**Exercise requirements:**
Find each line with the word "JSON" and say how many there are, nothing else.

**Given records:**
★ ★ ★ ★ ★

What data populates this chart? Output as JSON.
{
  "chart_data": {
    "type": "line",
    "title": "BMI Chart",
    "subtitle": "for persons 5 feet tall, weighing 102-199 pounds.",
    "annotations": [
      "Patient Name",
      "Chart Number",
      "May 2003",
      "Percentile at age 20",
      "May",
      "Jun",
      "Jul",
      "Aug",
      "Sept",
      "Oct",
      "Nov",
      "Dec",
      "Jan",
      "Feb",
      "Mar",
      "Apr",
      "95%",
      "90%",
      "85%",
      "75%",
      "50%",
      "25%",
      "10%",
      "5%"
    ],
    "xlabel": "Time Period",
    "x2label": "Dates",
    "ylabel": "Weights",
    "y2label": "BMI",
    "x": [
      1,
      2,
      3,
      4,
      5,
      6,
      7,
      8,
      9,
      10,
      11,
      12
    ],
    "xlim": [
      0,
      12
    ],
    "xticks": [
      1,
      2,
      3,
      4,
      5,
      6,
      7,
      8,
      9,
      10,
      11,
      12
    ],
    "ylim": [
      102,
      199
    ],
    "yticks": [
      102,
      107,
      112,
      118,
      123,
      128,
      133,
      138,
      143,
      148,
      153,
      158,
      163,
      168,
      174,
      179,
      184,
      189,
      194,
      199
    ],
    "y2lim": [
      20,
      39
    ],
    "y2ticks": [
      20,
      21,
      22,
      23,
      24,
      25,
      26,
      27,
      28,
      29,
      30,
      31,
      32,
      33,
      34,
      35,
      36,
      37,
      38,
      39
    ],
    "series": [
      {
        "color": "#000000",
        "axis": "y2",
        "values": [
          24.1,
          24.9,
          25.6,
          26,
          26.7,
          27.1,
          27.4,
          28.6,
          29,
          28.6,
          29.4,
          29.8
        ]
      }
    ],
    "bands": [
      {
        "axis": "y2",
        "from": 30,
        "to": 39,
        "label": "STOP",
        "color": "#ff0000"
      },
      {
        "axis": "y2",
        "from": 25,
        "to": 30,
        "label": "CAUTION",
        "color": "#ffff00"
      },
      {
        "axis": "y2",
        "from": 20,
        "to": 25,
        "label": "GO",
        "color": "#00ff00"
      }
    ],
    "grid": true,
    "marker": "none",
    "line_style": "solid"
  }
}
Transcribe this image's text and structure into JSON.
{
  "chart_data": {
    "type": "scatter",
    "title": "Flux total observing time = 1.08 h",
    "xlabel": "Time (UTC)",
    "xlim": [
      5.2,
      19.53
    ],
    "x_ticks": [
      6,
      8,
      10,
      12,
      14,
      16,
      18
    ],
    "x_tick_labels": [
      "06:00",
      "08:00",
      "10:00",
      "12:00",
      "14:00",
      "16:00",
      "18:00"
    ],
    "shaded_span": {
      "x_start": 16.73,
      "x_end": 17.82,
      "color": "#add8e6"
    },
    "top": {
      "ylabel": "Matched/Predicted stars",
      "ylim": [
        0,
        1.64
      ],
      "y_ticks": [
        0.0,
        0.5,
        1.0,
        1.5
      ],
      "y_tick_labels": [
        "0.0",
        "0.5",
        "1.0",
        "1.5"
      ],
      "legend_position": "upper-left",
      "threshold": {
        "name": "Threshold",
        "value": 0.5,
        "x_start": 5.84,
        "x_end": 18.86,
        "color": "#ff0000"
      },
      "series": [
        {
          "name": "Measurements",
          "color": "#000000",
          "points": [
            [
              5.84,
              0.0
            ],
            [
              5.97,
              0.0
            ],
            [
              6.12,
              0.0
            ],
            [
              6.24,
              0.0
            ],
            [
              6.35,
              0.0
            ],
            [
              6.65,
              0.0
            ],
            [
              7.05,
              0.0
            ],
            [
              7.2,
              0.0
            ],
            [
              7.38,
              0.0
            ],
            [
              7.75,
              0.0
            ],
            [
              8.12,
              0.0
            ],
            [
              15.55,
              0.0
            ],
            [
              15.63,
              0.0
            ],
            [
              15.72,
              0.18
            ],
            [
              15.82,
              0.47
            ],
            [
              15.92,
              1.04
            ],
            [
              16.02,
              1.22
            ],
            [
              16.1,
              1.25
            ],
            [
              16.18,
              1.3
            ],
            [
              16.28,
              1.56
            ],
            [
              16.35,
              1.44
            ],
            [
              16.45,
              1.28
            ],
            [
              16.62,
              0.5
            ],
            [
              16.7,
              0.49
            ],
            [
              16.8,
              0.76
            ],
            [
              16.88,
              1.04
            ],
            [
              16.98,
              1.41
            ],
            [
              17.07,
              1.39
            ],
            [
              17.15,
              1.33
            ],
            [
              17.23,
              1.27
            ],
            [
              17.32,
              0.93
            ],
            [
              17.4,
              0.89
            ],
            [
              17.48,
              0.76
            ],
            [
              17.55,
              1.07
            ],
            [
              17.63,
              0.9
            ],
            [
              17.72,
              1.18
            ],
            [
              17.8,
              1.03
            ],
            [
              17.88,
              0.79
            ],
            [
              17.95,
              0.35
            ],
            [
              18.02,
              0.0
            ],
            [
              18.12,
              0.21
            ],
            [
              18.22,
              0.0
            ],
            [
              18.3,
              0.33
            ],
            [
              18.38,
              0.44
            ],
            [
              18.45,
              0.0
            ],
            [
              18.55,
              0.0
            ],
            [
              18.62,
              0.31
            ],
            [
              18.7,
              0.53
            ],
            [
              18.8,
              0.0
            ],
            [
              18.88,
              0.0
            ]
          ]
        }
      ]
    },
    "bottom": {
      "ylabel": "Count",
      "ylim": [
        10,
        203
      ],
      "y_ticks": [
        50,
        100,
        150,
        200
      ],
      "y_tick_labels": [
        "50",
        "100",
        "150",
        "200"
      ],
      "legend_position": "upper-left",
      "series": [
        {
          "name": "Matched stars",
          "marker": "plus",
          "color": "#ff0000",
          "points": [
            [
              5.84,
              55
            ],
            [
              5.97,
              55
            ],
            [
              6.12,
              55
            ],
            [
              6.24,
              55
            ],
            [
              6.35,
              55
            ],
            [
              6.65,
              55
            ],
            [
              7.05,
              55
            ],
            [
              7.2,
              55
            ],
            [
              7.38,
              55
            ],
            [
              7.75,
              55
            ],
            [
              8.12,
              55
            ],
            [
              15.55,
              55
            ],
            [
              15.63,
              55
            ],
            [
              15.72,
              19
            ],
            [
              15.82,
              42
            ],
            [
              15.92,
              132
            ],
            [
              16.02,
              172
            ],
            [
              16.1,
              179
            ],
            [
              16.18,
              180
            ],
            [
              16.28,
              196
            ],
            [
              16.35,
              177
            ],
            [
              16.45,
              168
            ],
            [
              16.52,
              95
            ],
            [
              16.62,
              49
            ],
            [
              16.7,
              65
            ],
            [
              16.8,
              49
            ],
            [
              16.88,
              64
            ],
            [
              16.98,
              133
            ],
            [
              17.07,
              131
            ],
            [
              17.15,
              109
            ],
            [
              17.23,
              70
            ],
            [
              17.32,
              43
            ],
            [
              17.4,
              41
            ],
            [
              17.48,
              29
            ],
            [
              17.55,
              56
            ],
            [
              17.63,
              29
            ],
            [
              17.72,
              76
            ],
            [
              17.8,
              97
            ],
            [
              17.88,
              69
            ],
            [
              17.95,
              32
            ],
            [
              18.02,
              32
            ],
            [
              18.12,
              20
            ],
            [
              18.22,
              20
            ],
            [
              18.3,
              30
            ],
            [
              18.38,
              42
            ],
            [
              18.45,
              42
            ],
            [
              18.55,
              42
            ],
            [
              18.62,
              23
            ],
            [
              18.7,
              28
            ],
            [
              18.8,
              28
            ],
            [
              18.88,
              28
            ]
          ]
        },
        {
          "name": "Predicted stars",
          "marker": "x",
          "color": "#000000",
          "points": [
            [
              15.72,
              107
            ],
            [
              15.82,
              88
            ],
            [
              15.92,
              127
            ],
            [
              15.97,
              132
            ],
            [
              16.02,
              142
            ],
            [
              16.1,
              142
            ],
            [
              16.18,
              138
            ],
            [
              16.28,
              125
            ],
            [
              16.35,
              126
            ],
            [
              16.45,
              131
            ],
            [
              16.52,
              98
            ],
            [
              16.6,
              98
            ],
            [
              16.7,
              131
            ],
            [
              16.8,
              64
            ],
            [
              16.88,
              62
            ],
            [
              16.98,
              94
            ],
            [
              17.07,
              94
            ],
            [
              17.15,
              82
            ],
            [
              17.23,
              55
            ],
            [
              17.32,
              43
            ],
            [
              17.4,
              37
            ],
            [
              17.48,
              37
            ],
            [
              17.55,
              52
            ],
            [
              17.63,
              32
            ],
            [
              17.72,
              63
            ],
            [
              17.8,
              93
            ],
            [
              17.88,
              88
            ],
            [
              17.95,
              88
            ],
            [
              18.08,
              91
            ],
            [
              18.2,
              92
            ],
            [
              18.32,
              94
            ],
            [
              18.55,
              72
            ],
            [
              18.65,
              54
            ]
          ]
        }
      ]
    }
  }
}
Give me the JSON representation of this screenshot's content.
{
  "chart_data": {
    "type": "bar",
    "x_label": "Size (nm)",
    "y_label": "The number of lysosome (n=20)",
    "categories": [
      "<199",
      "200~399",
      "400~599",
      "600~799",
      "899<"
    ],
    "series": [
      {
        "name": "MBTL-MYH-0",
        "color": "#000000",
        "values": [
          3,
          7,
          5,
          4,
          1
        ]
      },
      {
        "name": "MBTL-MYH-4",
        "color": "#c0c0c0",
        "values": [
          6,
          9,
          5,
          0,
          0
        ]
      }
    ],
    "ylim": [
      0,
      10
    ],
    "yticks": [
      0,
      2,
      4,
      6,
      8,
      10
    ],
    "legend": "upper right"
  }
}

★ ★ ★ ★ ★

**The output:**
3